_THE REQUEST_
All the data below goes into the copy word for word, but the pictures don't.

--- Start DATA LISTING ---

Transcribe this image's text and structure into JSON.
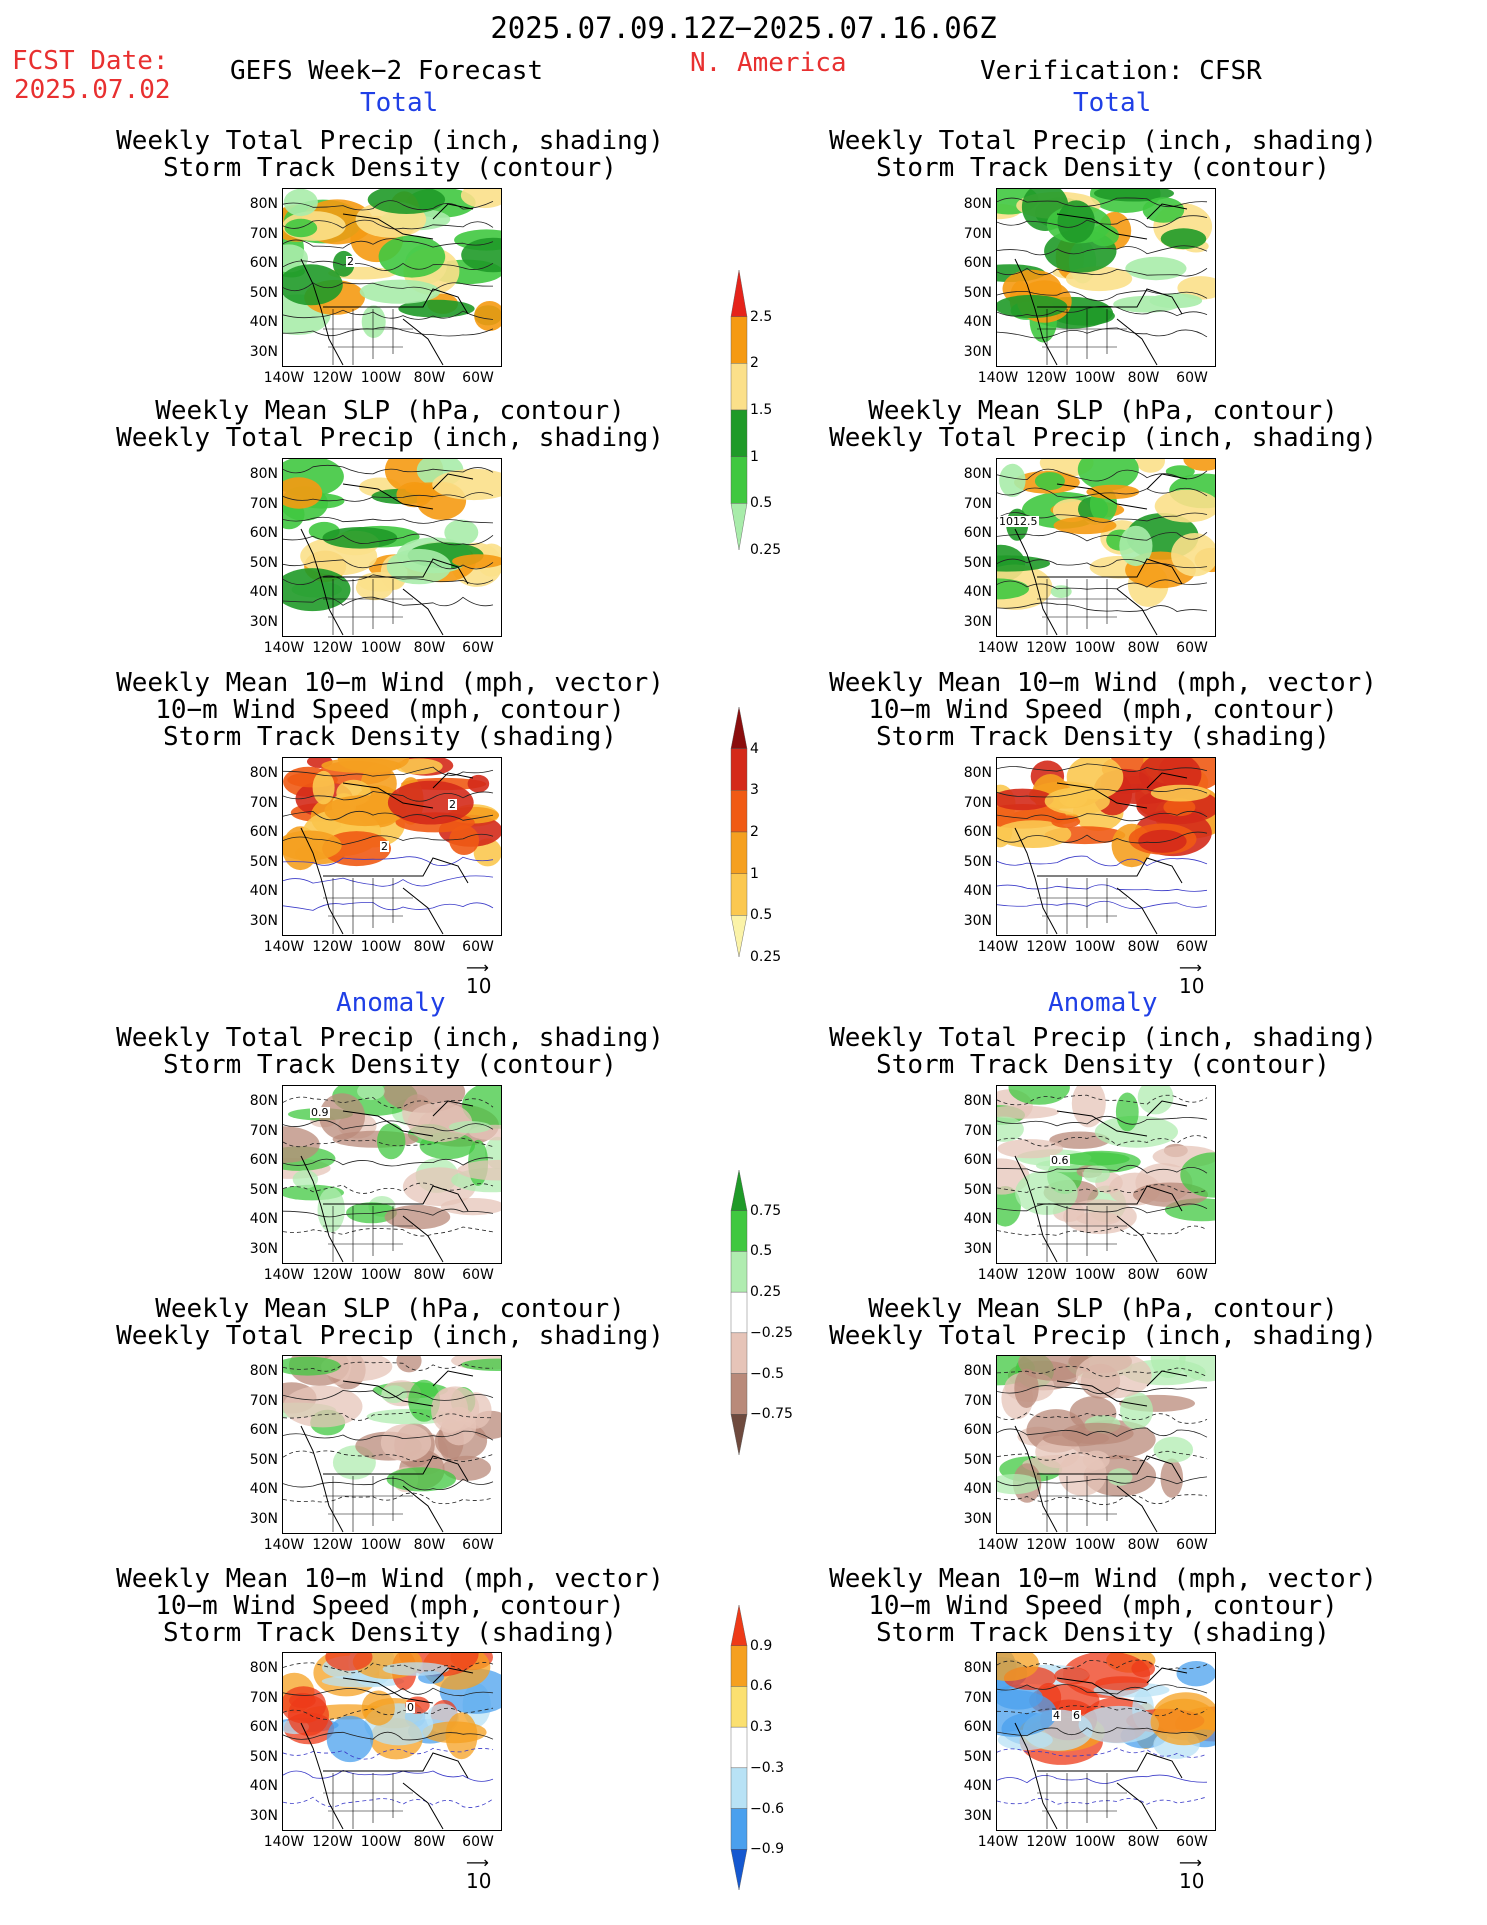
{
  "header": {
    "date_range": "2025.07.09.12Z−2025.07.16.06Z",
    "fcst_label": "FCST Date:",
    "fcst_date": "2025.07.02",
    "forecast_title": "GEFS Week−2 Forecast",
    "region": "N. America",
    "verification": "Verification: CFSR"
  },
  "sections": {
    "total_left": "Total",
    "total_right": "Total",
    "anomaly_left": "Anomaly",
    "anomaly_right": "Anomaly"
  },
  "titles": {
    "precip_track": [
      "Weekly Total Precip (inch, shading)",
      "Storm Track Density (contour)"
    ],
    "slp_precip": [
      "Weekly Mean SLP (hPa, contour)",
      "Weekly Total Precip (inch, shading)"
    ],
    "wind_track": [
      "Weekly Mean 10−m Wind (mph, vector)",
      "10−m Wind Speed (mph, contour)",
      "Storm Track Density (shading)"
    ]
  },
  "axes": {
    "lat_labels": [
      "80N",
      "70N",
      "60N",
      "50N",
      "40N",
      "30N"
    ],
    "lon_labels": [
      "140W",
      "120W",
      "100W",
      "80W",
      "60W"
    ]
  },
  "vector_ref": "10",
  "contour_labels": {
    "total_precip_fcst": "2",
    "total_slp_cfsr": "1012.5",
    "total_wind_fcst_a": "2",
    "total_wind_fcst_b": "2",
    "anom_precip_fcst": "0.9",
    "anom_precip_cfsr": "0.6",
    "anom_wind_fcst": "0",
    "anom_wind_cfsr_a": "4",
    "anom_wind_cfsr_b": "6"
  },
  "colorbars": [
    {
      "name": "total-precip-colorbar",
      "labels": [
        "2.5",
        "2",
        "1.5",
        "1",
        "0.5",
        "0.25"
      ],
      "colors": [
        "#e5231a",
        "#f59a12",
        "#fbe08a",
        "#1f9a28",
        "#40c840",
        "#a8ecaa"
      ]
    },
    {
      "name": "storm-density-colorbar",
      "labels": [
        "4",
        "3",
        "2",
        "1",
        "0.5",
        "0.25"
      ],
      "colors": [
        "#8a0d0d",
        "#d42a1a",
        "#f05a14",
        "#f5a020",
        "#fbc850",
        "#fbf3a8"
      ]
    },
    {
      "name": "precip-anomaly-colorbar",
      "labels": [
        "0.75",
        "0.5",
        "0.25",
        "−0.25",
        "−0.5",
        "−0.75"
      ],
      "colors": [
        "#1f9a28",
        "#40c840",
        "#b0ecb0",
        "#ffffff",
        "#e6c4b8",
        "#b98a7a",
        "#6e4a3e"
      ]
    },
    {
      "name": "density-anomaly-colorbar",
      "labels": [
        "0.9",
        "0.6",
        "0.3",
        "−0.3",
        "−0.6",
        "−0.9"
      ],
      "colors": [
        "#ee3a18",
        "#f5a020",
        "#fbe070",
        "#ffffff",
        "#b8e2f5",
        "#4aa0ee",
        "#1558d0"
      ]
    }
  ],
  "panels": [
    {
      "name": "map-total-precip-fcst",
      "palette": "precip"
    },
    {
      "name": "map-total-precip-cfsr",
      "palette": "precip"
    },
    {
      "name": "map-total-slp-fcst",
      "palette": "precip"
    },
    {
      "name": "map-total-slp-cfsr",
      "palette": "precip"
    },
    {
      "name": "map-total-wind-fcst",
      "palette": "density"
    },
    {
      "name": "map-total-wind-cfsr",
      "palette": "density"
    },
    {
      "name": "map-anom-precip-fcst",
      "palette": "anom-precip"
    },
    {
      "name": "map-anom-precip-cfsr",
      "palette": "anom-precip"
    },
    {
      "name": "map-anom-slp-fcst",
      "palette": "anom-precip"
    },
    {
      "name": "map-anom-slp-cfsr",
      "palette": "anom-precip"
    },
    {
      "name": "map-anom-wind-fcst",
      "palette": "anom-density"
    },
    {
      "name": "map-anom-wind-cfsr",
      "palette": "anom-density"
    }
  ]
}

--- End DATA LISTING ---

_ANSWER BELOW_
Transcribe this image's text and structure into JSON.
{
  "header": {
    "date_range": "2025.07.09.12Z−2025.07.16.06Z",
    "fcst_label": "FCST Date:",
    "fcst_date": "2025.07.02",
    "forecast_title": "GEFS Week−2 Forecast",
    "region": "N. America",
    "verification": "Verification: CFSR"
  },
  "sections": {
    "total_left": "Total",
    "total_right": "Total",
    "anomaly_left": "Anomaly",
    "anomaly_right": "Anomaly"
  },
  "titles": {
    "precip_track": [
      "Weekly Total Precip (inch, shading)",
      "Storm Track Density (contour)"
    ],
    "slp_precip": [
      "Weekly Mean SLP (hPa, contour)",
      "Weekly Total Precip (inch, shading)"
    ],
    "wind_track": [
      "Weekly Mean 10−m Wind (mph, vector)",
      "10−m Wind Speed (mph, contour)",
      "Storm Track Density (shading)"
    ]
  },
  "axes": {
    "lat_labels": [
      "80N",
      "70N",
      "60N",
      "50N",
      "40N",
      "30N"
    ],
    "lon_labels": [
      "140W",
      "120W",
      "100W",
      "80W",
      "60W"
    ]
  },
  "vector_ref": "10",
  "contour_labels": {
    "total_precip_fcst": "2",
    "total_slp_cfsr": "1012.5",
    "total_wind_fcst_a": "2",
    "total_wind_fcst_b": "2",
    "anom_precip_fcst": "0.9",
    "anom_precip_cfsr": "0.6",
    "anom_wind_fcst": "0",
    "anom_wind_cfsr_a": "4",
    "anom_wind_cfsr_b": "6"
  },
  "colorbars": [
    {
      "name": "total-precip-colorbar",
      "labels": [
        "2.5",
        "2",
        "1.5",
        "1",
        "0.5",
        "0.25"
      ],
      "colors": [
        "#e5231a",
        "#f59a12",
        "#fbe08a",
        "#1f9a28",
        "#40c840",
        "#a8ecaa"
      ]
    },
    {
      "name": "storm-density-colorbar",
      "labels": [
        "4",
        "3",
        "2",
        "1",
        "0.5",
        "0.25"
      ],
      "colors": [
        "#8a0d0d",
        "#d42a1a",
        "#f05a14",
        "#f5a020",
        "#fbc850",
        "#fbf3a8"
      ]
    },
    {
      "name": "precip-anomaly-colorbar",
      "labels": [
        "0.75",
        "0.5",
        "0.25",
        "−0.25",
        "−0.5",
        "−0.75"
      ],
      "colors": [
        "#1f9a28",
        "#40c840",
        "#b0ecb0",
        "#ffffff",
        "#e6c4b8",
        "#b98a7a",
        "#6e4a3e"
      ]
    },
    {
      "name": "density-anomaly-colorbar",
      "labels": [
        "0.9",
        "0.6",
        "0.3",
        "−0.3",
        "−0.6",
        "−0.9"
      ],
      "colors": [
        "#ee3a18",
        "#f5a020",
        "#fbe070",
        "#ffffff",
        "#b8e2f5",
        "#4aa0ee",
        "#1558d0"
      ]
    }
  ],
  "panels": [
    {
      "name": "map-total-precip-fcst",
      "palette": "precip"
    },
    {
      "name": "map-total-precip-cfsr",
      "palette": "precip"
    },
    {
      "name": "map-total-slp-fcst",
      "palette": "precip"
    },
    {
      "name": "map-total-slp-cfsr",
      "palette": "precip"
    },
    {
      "name": "map-total-wind-fcst",
      "palette": "density"
    },
    {
      "name": "map-total-wind-cfsr",
      "palette": "density"
    },
    {
      "name": "map-anom-precip-fcst",
      "palette": "anom-precip"
    },
    {
      "name": "map-anom-precip-cfsr",
      "palette": "anom-precip"
    },
    {
      "name": "map-anom-slp-fcst",
      "palette": "anom-precip"
    },
    {
      "name": "map-anom-slp-cfsr",
      "palette": "anom-precip"
    },
    {
      "name": "map-anom-wind-fcst",
      "palette": "anom-density"
    },
    {
      "name": "map-anom-wind-cfsr",
      "palette": "anom-density"
    }
  ]
}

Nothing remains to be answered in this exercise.